- What you will do
(A) List the four things the Hatcher Pass passage says could not be heard there.
(B) Return verbatim the portion of the Hatcher Pass passage starting at "Eventually you turn" and ending at "the bumpy ride.".

**** Selected text

Eventually you turn off the paved road onto a gravel and packed dirt road. This is the road that actually takes you through Hatcher Pass. It isn't maintained once the snow starts falling, and thus usually gets closed in late September until the following June or July. There were lots of potholes, which made for quite the bumpy ride.
Hatcher Pass was beautiful. The views were stunning (even on a cloudy day). When we got out of our car and just listened, the silence was amazing. The only thing I heard was the hum of my aging ears. No cars, planes, music, or other people. Every now and then we would hear some animal or bird, but otherwise this place has become my new standard for "quiet".
We got out of the car to explore a couple of times, but unfortunately we were not prepared for much more than that. Had we done more research, we would have known that there are several hiking trails located at Hatcher Pass, that took you up a little higher on the mountains next to the dirt road. These were easy hikes that, out of ignorance, we simply had not prepared for. We would have definitely taken the time to explore those trails had we known. Without exploring the trails, I still found it difficult to pull myself and my camera away from the views and the carpet of lush growth on the mountain sides.

********
**** Data excerpts

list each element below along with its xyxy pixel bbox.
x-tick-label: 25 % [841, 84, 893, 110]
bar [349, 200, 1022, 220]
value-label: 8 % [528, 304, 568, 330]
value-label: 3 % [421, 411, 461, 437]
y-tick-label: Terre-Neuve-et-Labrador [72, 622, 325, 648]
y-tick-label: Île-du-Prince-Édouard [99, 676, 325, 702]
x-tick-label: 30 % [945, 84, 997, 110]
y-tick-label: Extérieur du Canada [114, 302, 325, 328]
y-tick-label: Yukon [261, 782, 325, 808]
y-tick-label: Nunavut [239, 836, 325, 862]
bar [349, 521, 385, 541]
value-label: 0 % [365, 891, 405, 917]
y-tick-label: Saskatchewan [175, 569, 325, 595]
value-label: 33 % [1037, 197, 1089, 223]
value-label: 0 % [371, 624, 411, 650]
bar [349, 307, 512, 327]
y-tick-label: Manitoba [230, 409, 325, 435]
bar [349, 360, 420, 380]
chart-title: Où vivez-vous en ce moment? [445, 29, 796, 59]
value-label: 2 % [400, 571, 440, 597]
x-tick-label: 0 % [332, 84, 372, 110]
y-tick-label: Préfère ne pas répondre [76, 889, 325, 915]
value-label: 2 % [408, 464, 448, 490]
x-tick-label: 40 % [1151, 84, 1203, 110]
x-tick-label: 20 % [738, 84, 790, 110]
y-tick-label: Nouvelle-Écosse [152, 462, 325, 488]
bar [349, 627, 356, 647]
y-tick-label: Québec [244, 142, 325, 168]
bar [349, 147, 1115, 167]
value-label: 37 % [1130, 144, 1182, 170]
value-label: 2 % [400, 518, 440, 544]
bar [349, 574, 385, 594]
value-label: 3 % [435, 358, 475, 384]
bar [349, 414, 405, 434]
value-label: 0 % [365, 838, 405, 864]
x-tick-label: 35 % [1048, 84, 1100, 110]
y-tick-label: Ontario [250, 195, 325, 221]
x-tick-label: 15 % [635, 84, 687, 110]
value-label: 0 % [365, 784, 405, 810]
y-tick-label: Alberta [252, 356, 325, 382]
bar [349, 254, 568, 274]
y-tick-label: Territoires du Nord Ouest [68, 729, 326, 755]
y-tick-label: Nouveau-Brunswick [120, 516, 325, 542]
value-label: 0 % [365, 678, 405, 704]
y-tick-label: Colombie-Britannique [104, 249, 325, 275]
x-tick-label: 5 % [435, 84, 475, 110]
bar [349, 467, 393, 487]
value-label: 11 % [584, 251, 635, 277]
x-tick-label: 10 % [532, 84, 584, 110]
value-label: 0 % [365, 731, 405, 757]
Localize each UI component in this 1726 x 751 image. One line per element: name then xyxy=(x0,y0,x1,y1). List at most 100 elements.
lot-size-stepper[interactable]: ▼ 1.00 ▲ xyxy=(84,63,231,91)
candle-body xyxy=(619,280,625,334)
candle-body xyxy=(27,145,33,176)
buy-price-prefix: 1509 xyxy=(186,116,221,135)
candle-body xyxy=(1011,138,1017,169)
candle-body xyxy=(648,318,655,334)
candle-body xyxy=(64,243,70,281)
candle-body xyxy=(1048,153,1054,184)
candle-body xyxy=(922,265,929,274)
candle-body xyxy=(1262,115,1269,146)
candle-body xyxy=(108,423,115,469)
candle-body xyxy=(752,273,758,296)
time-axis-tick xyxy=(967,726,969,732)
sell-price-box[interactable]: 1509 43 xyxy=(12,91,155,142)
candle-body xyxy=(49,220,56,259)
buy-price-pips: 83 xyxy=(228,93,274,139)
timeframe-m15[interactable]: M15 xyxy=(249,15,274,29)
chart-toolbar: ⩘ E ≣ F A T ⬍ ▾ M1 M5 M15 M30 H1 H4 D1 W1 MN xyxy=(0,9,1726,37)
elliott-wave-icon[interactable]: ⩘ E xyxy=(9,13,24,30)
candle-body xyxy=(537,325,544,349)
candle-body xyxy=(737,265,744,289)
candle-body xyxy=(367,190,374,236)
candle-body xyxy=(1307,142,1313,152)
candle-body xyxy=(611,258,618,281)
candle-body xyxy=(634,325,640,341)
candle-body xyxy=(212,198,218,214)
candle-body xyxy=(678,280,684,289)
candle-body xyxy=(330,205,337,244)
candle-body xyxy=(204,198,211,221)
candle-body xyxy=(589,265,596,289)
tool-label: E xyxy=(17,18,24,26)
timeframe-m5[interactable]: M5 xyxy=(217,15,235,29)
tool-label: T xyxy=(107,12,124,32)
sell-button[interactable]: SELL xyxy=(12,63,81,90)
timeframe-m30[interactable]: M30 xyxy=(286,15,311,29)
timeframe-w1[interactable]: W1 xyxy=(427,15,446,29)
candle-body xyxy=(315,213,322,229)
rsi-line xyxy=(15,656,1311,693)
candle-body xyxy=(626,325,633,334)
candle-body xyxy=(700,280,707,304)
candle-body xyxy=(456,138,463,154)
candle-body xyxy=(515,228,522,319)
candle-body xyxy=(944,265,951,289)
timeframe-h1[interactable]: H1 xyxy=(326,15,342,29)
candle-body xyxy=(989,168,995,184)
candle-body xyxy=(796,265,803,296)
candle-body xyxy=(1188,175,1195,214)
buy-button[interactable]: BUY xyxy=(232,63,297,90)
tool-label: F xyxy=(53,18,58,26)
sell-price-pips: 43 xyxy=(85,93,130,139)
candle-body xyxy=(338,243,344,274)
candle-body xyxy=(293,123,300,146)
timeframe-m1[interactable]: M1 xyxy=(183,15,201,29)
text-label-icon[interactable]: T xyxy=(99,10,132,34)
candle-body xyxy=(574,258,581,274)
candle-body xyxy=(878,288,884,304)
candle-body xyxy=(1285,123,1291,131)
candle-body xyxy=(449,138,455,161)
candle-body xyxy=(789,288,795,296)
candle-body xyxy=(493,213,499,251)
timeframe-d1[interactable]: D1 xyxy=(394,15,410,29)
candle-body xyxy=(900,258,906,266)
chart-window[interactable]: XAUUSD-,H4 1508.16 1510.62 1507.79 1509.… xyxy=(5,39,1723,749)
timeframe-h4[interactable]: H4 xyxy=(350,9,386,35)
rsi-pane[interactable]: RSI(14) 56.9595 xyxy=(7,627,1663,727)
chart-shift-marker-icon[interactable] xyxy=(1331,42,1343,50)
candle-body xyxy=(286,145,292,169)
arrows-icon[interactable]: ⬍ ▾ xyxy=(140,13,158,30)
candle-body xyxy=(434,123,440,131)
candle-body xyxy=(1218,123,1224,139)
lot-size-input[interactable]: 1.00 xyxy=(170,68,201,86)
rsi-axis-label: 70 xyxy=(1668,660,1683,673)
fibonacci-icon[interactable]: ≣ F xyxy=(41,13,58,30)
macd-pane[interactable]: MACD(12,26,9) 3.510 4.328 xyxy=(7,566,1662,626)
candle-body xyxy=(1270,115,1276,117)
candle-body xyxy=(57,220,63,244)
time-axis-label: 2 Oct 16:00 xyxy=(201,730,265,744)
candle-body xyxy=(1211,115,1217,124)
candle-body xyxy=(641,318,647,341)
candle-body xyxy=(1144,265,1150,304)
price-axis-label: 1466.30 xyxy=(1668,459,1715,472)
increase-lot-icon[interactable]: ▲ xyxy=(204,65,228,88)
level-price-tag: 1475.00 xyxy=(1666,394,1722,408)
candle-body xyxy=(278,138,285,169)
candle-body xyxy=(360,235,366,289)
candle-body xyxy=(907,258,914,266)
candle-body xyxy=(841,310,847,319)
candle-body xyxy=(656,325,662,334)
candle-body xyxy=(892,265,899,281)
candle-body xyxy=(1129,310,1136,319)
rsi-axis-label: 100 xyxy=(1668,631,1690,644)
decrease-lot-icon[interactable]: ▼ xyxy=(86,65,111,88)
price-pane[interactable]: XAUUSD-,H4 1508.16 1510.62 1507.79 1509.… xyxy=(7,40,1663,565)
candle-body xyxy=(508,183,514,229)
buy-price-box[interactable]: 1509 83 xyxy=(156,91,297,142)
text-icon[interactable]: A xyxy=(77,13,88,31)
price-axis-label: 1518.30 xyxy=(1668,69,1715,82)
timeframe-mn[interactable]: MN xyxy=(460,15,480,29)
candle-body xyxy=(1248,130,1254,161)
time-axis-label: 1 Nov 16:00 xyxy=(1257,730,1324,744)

********

- Solutions in order
(A) Cars, planes, music, other people

(B)
Eventually you turn off the paved road onto a gravel and packed dirt road. This is the road that actually takes you through Hatcher Pass. It isn't maintained once the snow starts falling, and thus usually gets closed in late September until the following June or July. There were lots of potholes, which made for quite the bumpy ride.